### [What this task involves]
Gather every line in the listing below that contains the string "header", and copy each such line in full. Matching is case-sensitive.

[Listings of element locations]
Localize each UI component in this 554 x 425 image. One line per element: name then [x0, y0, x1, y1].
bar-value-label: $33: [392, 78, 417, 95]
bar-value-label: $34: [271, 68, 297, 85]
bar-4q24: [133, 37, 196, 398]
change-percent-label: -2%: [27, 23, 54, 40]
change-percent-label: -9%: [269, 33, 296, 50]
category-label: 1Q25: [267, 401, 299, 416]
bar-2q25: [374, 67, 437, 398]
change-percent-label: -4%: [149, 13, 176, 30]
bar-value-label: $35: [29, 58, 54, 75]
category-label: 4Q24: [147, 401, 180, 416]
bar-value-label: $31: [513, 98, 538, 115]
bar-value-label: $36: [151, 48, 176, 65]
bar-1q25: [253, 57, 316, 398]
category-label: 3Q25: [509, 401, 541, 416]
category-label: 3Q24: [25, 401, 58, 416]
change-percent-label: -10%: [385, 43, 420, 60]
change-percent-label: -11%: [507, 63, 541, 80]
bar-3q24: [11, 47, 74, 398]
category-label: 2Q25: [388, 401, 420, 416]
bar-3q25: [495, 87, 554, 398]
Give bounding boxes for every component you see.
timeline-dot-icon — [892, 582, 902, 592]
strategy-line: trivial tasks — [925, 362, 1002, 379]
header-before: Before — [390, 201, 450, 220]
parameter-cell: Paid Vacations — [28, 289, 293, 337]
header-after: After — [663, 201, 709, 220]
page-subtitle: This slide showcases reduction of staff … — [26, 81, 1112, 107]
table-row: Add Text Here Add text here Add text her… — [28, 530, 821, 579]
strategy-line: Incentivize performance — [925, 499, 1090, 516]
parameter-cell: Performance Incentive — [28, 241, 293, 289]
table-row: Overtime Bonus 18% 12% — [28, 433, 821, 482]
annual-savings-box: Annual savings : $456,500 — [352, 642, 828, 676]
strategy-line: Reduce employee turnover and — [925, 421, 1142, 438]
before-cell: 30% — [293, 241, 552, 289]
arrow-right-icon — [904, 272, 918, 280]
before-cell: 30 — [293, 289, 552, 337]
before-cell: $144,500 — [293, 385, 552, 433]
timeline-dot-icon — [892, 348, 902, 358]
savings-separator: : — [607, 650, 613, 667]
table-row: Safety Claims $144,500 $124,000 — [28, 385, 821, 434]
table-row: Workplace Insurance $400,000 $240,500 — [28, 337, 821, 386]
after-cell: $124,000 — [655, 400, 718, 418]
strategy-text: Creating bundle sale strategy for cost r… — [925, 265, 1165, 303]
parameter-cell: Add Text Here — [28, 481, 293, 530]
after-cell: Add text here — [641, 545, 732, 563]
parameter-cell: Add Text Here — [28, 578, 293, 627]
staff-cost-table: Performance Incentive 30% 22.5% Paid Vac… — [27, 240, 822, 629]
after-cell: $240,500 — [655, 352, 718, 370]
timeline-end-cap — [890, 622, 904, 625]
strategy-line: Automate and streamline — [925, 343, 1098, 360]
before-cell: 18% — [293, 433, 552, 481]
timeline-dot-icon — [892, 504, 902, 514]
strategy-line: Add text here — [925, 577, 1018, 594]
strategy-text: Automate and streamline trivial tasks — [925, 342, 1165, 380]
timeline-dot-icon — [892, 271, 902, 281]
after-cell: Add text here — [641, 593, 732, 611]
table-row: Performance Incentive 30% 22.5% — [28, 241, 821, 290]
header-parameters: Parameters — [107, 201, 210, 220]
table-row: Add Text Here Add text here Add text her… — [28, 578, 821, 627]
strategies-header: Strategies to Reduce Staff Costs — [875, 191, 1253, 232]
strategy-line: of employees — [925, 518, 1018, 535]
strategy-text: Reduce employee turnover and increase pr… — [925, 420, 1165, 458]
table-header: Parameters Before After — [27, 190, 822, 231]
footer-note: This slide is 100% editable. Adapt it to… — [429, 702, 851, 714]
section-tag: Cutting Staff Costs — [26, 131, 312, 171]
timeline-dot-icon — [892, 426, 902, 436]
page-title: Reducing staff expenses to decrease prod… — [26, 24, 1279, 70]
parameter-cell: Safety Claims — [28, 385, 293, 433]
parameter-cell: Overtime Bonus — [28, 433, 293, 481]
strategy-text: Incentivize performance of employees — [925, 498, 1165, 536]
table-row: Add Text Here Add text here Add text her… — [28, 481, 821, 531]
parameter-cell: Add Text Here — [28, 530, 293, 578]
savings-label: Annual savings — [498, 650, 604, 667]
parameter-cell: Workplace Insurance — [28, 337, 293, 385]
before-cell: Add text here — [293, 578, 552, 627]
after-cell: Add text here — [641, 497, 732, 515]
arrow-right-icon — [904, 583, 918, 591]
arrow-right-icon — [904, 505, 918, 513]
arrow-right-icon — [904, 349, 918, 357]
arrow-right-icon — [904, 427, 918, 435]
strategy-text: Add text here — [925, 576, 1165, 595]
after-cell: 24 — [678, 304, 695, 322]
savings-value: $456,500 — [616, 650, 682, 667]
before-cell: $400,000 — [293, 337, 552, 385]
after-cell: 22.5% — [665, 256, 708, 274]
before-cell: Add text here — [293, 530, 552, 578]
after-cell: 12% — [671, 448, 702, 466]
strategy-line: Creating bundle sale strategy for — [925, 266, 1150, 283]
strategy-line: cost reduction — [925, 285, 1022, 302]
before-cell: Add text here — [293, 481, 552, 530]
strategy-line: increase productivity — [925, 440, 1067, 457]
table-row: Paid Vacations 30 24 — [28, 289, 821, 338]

### [Reply to the exercise]
header-before: Before — [390, 201, 450, 220]
header-after: After — [663, 201, 709, 220]
header-parameters: Parameters — [107, 201, 210, 220]
strategies-header: Strategies to Reduce Staff Costs — [875, 191, 1253, 232]
table-header: Parameters Before After — [27, 190, 822, 231]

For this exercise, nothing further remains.